▶ _Task to complete_: All lines in the data bearing the string "倒挂红利大" should be identified and copied.

▶ _The records_:
□ □ □ □ □ □ □

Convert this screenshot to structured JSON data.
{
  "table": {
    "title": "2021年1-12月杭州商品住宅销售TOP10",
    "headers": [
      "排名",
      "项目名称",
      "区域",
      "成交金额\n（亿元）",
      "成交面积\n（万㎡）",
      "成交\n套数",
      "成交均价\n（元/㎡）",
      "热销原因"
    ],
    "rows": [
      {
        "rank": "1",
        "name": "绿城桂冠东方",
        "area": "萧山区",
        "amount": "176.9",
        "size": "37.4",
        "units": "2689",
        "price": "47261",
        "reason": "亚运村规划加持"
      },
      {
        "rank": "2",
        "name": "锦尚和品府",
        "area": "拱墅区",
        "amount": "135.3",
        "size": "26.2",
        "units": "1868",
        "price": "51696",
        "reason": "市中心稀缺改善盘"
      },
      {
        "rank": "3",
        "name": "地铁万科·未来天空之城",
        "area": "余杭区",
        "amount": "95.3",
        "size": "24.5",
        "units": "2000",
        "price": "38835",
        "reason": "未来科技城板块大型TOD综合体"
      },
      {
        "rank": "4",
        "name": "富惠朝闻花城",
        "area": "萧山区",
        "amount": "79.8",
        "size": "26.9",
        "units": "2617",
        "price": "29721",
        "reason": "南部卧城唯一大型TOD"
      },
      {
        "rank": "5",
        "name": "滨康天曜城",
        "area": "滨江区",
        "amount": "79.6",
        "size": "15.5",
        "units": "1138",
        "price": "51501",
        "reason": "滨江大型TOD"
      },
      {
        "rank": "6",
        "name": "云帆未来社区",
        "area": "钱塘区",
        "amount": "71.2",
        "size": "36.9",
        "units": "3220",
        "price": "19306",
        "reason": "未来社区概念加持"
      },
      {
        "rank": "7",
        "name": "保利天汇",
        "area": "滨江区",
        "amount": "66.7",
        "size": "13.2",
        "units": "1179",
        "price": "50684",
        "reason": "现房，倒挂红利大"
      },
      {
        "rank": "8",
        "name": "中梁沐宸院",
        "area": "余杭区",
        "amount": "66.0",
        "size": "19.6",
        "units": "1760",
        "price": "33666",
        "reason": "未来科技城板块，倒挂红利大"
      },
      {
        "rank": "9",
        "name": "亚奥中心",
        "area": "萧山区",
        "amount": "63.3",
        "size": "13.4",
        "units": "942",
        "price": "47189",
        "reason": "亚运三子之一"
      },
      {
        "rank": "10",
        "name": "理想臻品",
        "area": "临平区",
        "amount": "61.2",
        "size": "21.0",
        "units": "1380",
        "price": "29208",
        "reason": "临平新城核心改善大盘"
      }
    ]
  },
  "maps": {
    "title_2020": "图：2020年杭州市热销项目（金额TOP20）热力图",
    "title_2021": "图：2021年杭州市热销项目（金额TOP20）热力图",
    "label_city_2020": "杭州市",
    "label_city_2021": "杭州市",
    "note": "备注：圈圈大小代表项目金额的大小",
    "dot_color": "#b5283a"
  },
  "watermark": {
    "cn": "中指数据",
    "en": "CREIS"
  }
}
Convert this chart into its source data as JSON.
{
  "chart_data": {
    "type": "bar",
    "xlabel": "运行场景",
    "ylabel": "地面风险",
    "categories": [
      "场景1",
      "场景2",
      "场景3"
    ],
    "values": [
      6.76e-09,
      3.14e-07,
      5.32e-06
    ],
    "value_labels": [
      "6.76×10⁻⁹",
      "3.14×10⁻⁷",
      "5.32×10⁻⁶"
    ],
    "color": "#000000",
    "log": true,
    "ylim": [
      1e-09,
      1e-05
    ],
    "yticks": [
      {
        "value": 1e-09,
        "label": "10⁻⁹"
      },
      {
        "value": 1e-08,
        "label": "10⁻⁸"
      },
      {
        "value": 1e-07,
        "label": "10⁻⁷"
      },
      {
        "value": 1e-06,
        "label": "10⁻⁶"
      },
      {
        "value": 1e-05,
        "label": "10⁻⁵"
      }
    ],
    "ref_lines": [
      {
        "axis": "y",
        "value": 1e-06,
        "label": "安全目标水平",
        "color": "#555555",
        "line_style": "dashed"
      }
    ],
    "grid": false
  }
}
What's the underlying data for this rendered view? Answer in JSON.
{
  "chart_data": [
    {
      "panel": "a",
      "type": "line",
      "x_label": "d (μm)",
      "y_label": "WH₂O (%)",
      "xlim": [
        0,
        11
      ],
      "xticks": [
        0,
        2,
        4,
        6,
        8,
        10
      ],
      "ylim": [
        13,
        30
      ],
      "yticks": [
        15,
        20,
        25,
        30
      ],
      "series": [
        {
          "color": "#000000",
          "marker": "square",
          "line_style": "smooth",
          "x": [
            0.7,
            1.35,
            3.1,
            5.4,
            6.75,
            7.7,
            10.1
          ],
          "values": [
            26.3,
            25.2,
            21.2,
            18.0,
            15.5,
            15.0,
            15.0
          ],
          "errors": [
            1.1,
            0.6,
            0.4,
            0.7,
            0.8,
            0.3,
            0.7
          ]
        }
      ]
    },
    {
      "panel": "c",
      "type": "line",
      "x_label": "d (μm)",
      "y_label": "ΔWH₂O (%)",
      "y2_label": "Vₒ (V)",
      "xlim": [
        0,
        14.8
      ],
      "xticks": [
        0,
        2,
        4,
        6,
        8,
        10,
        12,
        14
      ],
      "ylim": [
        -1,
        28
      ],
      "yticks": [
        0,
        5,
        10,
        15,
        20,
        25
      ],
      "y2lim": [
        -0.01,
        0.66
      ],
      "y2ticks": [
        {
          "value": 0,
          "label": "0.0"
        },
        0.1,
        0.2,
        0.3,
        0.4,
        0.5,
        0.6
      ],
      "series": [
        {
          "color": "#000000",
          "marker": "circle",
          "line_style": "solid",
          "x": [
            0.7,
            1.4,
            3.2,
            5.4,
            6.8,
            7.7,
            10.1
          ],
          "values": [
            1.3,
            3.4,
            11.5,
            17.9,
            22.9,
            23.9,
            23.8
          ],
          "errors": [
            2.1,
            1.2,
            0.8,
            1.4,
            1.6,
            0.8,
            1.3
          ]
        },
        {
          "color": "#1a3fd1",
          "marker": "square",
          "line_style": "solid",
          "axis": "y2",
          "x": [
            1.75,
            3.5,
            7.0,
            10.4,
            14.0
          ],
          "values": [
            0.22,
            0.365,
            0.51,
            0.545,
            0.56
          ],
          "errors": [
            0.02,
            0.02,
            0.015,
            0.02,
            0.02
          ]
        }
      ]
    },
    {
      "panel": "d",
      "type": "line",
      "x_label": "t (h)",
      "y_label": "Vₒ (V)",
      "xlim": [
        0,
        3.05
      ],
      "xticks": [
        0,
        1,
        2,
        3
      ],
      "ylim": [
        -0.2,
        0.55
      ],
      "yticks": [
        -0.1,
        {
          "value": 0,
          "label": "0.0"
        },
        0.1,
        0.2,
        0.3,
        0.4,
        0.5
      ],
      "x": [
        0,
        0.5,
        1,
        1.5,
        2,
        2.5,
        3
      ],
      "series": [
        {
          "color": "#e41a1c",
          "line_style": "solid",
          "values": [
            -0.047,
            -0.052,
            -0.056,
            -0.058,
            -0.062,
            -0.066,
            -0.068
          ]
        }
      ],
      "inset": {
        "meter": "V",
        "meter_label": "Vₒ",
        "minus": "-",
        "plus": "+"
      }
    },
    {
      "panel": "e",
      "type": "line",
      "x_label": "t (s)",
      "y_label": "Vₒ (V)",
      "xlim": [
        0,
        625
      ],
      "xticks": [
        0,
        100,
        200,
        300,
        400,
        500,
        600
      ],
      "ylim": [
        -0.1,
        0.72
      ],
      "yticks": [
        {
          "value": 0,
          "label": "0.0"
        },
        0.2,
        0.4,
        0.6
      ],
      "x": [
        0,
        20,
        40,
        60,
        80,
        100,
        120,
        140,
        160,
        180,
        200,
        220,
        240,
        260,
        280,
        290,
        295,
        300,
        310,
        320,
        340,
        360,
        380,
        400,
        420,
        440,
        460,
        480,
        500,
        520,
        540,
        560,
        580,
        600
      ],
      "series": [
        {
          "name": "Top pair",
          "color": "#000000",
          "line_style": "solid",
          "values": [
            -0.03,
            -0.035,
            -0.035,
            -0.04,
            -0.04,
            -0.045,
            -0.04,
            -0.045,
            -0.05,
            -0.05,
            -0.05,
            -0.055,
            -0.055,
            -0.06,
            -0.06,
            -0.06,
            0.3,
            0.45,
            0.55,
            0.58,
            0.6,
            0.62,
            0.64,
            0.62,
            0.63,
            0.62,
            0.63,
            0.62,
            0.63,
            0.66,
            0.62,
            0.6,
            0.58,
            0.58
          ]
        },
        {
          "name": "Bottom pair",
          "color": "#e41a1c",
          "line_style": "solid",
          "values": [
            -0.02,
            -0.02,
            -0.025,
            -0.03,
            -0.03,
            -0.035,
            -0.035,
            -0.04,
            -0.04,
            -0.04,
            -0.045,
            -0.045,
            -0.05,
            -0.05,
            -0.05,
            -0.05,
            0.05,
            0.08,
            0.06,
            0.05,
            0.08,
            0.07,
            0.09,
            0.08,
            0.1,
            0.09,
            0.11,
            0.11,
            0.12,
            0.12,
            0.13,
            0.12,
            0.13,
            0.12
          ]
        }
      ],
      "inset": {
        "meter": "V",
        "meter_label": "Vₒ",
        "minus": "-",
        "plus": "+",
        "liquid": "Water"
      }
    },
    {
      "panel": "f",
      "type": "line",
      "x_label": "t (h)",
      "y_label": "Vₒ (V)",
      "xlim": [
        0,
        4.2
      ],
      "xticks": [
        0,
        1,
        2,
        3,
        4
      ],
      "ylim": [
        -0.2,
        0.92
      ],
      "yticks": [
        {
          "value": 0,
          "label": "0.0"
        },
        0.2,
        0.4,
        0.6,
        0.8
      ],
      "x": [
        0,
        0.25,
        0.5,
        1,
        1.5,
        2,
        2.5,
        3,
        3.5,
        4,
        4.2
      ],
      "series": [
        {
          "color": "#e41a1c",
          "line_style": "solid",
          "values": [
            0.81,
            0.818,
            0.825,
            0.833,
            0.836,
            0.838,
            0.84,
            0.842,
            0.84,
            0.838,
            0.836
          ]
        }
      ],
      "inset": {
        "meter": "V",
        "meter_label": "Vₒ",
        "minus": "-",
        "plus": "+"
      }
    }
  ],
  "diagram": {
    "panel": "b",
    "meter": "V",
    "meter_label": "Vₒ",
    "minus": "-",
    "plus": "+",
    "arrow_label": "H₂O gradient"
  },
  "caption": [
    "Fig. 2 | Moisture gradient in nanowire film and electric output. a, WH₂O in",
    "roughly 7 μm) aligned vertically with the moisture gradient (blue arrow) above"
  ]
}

□ □ □ □ □ □ □

▶ _Exercise solution_:
        "reason": "现房，倒挂红利大"
        "reason": "未来科技城板块，倒挂红利大"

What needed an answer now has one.